* **What is asked**
Reproduce every line of the entries below verbatim, without changing a single word, number, or punctuation mark.

A run of entries:
---------------

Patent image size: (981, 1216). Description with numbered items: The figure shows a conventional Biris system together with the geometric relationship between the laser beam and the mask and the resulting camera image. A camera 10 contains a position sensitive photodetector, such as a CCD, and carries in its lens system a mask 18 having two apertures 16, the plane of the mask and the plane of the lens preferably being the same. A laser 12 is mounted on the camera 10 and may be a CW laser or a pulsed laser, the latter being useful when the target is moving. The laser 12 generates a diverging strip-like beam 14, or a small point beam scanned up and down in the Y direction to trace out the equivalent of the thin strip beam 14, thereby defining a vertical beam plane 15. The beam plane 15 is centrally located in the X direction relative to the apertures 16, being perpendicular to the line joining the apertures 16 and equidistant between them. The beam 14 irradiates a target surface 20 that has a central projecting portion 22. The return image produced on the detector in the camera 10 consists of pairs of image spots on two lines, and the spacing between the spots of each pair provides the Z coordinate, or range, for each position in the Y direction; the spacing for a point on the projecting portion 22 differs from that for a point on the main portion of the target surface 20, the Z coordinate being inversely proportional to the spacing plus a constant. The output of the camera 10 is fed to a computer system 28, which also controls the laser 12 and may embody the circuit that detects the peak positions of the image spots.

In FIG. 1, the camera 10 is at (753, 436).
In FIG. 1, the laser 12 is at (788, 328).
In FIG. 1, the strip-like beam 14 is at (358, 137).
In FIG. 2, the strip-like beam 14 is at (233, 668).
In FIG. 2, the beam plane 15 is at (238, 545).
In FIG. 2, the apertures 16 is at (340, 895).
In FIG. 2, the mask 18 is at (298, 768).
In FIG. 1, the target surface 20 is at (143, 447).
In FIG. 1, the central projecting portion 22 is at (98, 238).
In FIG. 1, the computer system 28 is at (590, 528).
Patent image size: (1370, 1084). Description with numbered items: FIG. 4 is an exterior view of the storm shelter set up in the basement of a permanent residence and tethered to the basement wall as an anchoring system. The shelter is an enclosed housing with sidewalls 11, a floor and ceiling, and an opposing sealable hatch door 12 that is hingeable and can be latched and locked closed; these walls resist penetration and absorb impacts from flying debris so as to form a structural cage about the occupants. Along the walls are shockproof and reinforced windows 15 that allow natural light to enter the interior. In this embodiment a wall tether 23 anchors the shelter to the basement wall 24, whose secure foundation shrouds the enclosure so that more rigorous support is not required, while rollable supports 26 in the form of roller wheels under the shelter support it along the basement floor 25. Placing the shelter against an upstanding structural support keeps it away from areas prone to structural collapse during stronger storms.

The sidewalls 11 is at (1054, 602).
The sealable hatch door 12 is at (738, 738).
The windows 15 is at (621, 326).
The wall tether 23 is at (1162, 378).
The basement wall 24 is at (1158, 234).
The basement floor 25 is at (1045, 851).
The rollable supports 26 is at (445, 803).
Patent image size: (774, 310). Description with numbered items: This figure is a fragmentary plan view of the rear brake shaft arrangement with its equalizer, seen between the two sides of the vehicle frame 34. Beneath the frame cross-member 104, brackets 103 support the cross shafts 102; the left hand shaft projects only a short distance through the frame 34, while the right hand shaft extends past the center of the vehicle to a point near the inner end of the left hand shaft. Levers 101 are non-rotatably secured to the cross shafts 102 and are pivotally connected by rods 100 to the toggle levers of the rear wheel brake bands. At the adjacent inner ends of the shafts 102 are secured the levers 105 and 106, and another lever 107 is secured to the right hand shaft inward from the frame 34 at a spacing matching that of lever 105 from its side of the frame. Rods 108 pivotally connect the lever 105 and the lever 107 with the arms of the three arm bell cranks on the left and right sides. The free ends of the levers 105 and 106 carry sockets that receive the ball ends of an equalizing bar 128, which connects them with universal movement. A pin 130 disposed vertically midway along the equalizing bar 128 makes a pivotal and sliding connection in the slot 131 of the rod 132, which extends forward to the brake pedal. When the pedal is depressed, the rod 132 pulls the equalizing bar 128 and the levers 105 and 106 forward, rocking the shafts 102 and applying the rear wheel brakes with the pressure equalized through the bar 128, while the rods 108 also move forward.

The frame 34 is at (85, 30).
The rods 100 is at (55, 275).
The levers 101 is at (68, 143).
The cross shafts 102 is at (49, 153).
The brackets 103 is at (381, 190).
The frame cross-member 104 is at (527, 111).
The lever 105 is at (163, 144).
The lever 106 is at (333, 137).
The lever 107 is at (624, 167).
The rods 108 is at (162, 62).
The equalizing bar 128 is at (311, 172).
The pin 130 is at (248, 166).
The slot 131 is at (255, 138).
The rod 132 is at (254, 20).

---------------

* **Solution to this problem**
Patent image size: (981, 1216). Description with numbered items: The figure shows a conventional Biris system together with the geometric relationship between the laser beam and the mask and the resulting camera image. A camera 10 contains a position sensitive photodetector, such as a CCD, and carries in its lens system a mask 18 having two apertures 16, the plane of the mask and the plane of the lens preferably being the same. A laser 12 is mounted on the camera 10 and may be a CW laser or a pulsed laser, the latter being useful when the target is moving. The laser 12 generates a diverging strip-like beam 14, or a small point beam scanned up and down in the Y direction to trace out the equivalent of the thin strip beam 14, thereby defining a vertical beam plane 15. The beam plane 15 is centrally located in the X direction relative to the apertures 16, being perpendicular to the line joining the apertures 16 and equidistant between them. The beam 14 irradiates a target surface 20 that has a central projecting portion 22. The return image produced on the detector in the camera 10 consists of pairs of image spots on two lines, and the spacing between the spots of each pair provides the Z coordinate, or range, for each position in the Y direction; the spacing for a point on the projecting portion 22 differs from that for a point on the main portion of the target surface 20, the Z coordinate being inversely proportional to the spacing plus a constant. The output of the camera 10 is fed to a computer system 28, which also controls the laser 12 and may embody the circuit that detects the peak positions of the image spots.

In FIG. 1, the camera 10 is at (753, 436).
In FIG. 1, the laser 12 is at (788, 328).
In FIG. 1, the strip-like beam 14 is at (358, 137).
In FIG. 2, the strip-like beam 14 is at (233, 668).
In FIG. 2, the beam plane 15 is at (238, 545).
In FIG. 2, the apertures 16 is at (340, 895).
In FIG. 2, the mask 18 is at (298, 768).
In FIG. 1, the target surface 20 is at (143, 447).
In FIG. 1, the central projecting portion 22 is at (98, 238).
In FIG. 1, the computer system 28 is at (590, 528).
Patent image size: (1370, 1084). Description with numbered items: FIG. 4 is an exterior view of the storm shelter set up in the basement of a permanent residence and tethered to the basement wall as an anchoring system. The shelter is an enclosed housing with sidewalls 11, a floor and ceiling, and an opposing sealable hatch door 12 that is hingeable and can be latched and locked closed; these walls resist penetration and absorb impacts from flying debris so as to form a structural cage about the occupants. Along the walls are shockproof and reinforced windows 15 that allow natural light to enter the interior. In this embodiment a wall tether 23 anchors the shelter to the basement wall 24, whose secure foundation shrouds the enclosure so that more rigorous support is not required, while rollable supports 26 in the form of roller wheels under the shelter support it along the basement floor 25. Placing the shelter against an upstanding structural support keeps it away from areas prone to structural collapse during stronger storms.

The sidewalls 11 is at (1054, 602).
The sealable hatch door 12 is at (738, 738).
The windows 15 is at (621, 326).
The wall tether 23 is at (1162, 378).
The basement wall 24 is at (1158, 234).
The basement floor 25 is at (1045, 851).
The rollable supports 26 is at (445, 803).
Patent image size: (774, 310). Description with numbered items: This figure is a fragmentary plan view of the rear brake shaft arrangement with its equalizer, seen between the two sides of the vehicle frame 34. Beneath the frame cross-member 104, brackets 103 support the cross shafts 102; the left hand shaft projects only a short distance through the frame 34, while the right hand shaft extends past the center of the vehicle to a point near the inner end of the left hand shaft. Levers 101 are non-rotatably secured to the cross shafts 102 and are pivotally connected by rods 100 to the toggle levers of the rear wheel brake bands. At the adjacent inner ends of the shafts 102 are secured the levers 105 and 106, and another lever 107 is secured to the right hand shaft inward from the frame 34 at a spacing matching that of lever 105 from its side of the frame. Rods 108 pivotally connect the lever 105 and the lever 107 with the arms of the three arm bell cranks on the left and right sides. The free ends of the levers 105 and 106 carry sockets that receive the ball ends of an equalizing bar 128, which connects them with universal movement. A pin 130 disposed vertically midway along the equalizing bar 128 makes a pivotal and sliding connection in the slot 131 of the rod 132, which extends forward to the brake pedal. When the pedal is depressed, the rod 132 pulls the equalizing bar 128 and the levers 105 and 106 forward, rocking the shafts 102 and applying the rear wheel brakes with the pressure equalized through the bar 128, while the rods 108 also move forward.

The frame 34 is at (85, 30).
The rods 100 is at (55, 275).
The levers 101 is at (68, 143).
The cross shafts 102 is at (49, 153).
The brackets 103 is at (381, 190).
The frame cross-member 104 is at (527, 111).
The lever 105 is at (163, 144).
The lever 106 is at (333, 137).
The lever 107 is at (624, 167).
The rods 108 is at (162, 62).
The equalizing bar 128 is at (311, 172).
The pin 130 is at (248, 166).
The slot 131 is at (255, 138).
The rod 132 is at (254, 20).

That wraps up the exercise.